— start of Material for this task —
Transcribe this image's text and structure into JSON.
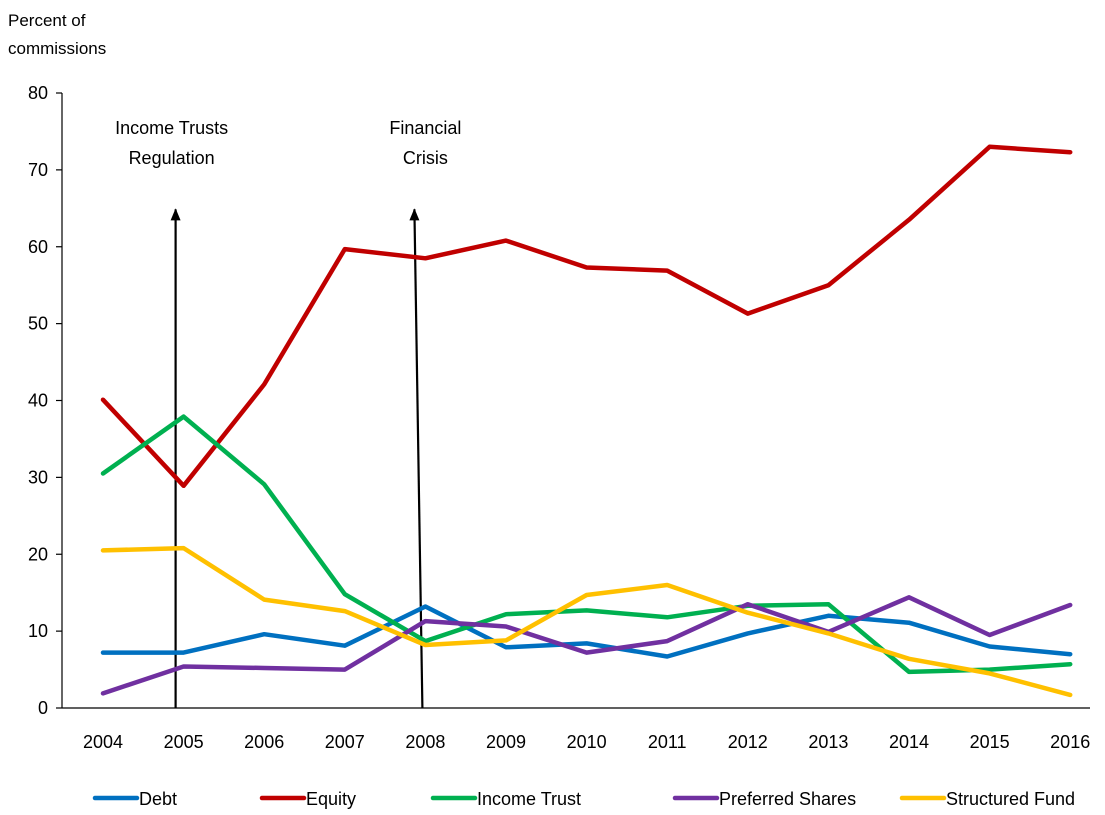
{
  "chart_data": {
    "type": "line",
    "title": "",
    "xlabel": "",
    "ylabel_lines": [
      "Percent of",
      "commissions"
    ],
    "ylim": [
      0,
      80
    ],
    "yticks": [
      0,
      10,
      20,
      30,
      40,
      50,
      60,
      70,
      80
    ],
    "x": [
      "2004",
      "2005",
      "2006",
      "2007",
      "2008",
      "2009",
      "2010",
      "2011",
      "2012",
      "2013",
      "2014",
      "2015",
      "2016"
    ],
    "grid": false,
    "legend_position": "bottom",
    "series": [
      {
        "name": "Debt",
        "color": "#0070c0",
        "values": [
          7.2,
          7.2,
          9.6,
          8.1,
          13.2,
          7.9,
          8.4,
          6.7,
          9.7,
          12.0,
          11.1,
          8.0,
          7.0
        ]
      },
      {
        "name": "Equity",
        "color": "#c00000",
        "values": [
          40.1,
          28.9,
          42.1,
          59.7,
          58.5,
          60.8,
          57.3,
          56.9,
          51.3,
          55.0,
          63.5,
          73.0,
          72.3
        ]
      },
      {
        "name": "Income Trust",
        "color": "#00b050",
        "values": [
          30.5,
          37.9,
          29.1,
          14.8,
          8.7,
          12.2,
          12.7,
          11.8,
          13.3,
          13.5,
          4.7,
          5.0,
          5.7
        ]
      },
      {
        "name": "Preferred Shares",
        "color": "#7030a0",
        "values": [
          1.9,
          5.4,
          5.2,
          5.0,
          11.3,
          10.6,
          7.2,
          8.7,
          13.5,
          9.9,
          14.4,
          9.5,
          13.4
        ]
      },
      {
        "name": "Structured Fund",
        "color": "#ffc000",
        "values": [
          20.5,
          20.8,
          14.1,
          12.6,
          8.2,
          8.8,
          14.7,
          16.0,
          12.4,
          9.7,
          6.4,
          4.5,
          1.7
        ]
      }
    ],
    "annotations": [
      {
        "lines": [
          "Income Trusts",
          "Regulation"
        ],
        "x": "2005",
        "arrow_tip": 65,
        "arrow_base_y": 0
      },
      {
        "lines": [
          "Financial",
          "Crisis"
        ],
        "x": "2008",
        "arrow_tip": 65,
        "arrow_base_y": 0
      }
    ]
  }
}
— end of Material for this task —
-- Job --
Reproduce every line of the listing above in which the string "name" appears.

-- Written answer --
        "name": "Debt",
        "name": "Equity",
        "name": "Income Trust",
        "name": "Preferred Shares",
        "name": "Structured Fund",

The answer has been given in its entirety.